**The problem:** Present each line of the entries below that holds the word "series".
◇ ◇ ◇
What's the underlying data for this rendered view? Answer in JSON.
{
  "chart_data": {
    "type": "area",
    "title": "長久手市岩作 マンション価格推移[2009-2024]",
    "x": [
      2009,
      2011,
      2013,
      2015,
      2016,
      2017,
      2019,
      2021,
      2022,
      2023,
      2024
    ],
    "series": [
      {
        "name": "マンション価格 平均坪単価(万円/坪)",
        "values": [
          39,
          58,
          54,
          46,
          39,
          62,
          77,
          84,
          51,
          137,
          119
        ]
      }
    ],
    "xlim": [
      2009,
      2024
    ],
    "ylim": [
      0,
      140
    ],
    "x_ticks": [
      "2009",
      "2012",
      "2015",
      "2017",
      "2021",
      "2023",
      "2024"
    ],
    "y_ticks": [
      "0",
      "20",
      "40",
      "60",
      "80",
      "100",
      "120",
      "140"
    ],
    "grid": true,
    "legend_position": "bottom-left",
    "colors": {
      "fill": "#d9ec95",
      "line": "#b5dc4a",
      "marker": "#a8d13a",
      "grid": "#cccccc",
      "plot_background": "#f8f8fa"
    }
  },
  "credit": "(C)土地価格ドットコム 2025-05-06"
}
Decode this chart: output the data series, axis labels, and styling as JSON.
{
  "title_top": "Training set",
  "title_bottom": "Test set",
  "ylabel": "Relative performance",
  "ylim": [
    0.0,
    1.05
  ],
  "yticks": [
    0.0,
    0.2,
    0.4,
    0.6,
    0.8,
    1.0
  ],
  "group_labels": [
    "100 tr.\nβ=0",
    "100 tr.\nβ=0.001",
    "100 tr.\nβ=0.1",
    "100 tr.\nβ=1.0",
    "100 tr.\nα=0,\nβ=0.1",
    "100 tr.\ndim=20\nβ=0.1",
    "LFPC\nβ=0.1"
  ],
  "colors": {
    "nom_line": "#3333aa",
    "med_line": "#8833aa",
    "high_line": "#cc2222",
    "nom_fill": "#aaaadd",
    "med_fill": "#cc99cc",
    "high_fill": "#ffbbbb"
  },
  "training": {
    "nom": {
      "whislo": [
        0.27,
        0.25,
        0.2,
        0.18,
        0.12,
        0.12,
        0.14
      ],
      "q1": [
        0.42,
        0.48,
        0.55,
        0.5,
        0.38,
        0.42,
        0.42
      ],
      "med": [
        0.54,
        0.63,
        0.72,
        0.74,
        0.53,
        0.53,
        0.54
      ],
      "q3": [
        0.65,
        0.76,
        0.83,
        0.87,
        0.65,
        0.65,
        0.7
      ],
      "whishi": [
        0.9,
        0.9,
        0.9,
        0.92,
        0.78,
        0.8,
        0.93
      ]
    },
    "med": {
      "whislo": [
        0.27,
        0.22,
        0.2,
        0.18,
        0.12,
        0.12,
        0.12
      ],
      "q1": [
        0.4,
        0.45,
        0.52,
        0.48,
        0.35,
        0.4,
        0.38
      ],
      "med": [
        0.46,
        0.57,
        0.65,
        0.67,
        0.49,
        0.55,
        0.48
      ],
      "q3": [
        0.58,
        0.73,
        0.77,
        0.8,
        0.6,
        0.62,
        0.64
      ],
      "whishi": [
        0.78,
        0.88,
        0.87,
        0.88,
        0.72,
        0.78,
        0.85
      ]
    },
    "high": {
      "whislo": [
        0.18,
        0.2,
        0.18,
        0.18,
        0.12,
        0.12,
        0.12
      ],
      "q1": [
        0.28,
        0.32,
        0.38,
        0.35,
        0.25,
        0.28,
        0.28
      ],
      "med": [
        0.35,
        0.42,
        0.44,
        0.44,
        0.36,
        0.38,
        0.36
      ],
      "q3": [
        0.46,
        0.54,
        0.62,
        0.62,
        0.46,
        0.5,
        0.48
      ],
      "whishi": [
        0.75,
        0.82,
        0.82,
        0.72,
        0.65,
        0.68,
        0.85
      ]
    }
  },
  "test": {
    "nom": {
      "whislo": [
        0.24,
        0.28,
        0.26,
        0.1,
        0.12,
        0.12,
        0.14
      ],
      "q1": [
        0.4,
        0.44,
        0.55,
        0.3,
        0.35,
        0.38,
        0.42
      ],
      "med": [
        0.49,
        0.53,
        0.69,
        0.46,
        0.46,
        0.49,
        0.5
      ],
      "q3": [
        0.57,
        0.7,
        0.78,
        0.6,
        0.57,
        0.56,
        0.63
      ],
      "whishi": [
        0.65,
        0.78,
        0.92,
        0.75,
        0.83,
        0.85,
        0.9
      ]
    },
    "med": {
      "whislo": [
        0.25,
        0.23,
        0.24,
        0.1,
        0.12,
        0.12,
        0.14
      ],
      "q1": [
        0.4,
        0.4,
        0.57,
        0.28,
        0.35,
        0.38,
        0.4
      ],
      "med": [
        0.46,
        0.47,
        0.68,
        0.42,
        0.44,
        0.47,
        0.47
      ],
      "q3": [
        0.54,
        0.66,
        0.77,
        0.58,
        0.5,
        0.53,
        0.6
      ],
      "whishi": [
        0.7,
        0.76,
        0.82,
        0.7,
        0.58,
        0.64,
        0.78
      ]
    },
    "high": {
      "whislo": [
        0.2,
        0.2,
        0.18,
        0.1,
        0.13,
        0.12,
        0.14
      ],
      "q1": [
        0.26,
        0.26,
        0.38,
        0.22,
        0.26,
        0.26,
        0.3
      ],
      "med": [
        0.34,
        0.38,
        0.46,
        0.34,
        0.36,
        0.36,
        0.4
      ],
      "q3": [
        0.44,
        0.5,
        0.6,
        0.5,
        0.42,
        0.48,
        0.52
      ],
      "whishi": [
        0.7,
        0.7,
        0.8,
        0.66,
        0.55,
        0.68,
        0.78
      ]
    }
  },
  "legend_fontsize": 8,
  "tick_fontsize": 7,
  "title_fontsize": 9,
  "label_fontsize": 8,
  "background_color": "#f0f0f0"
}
◇ ◇ ◇
**The reply:**
    "series": [
Decode this chart: output the data series, axis labels, and styling as JSON.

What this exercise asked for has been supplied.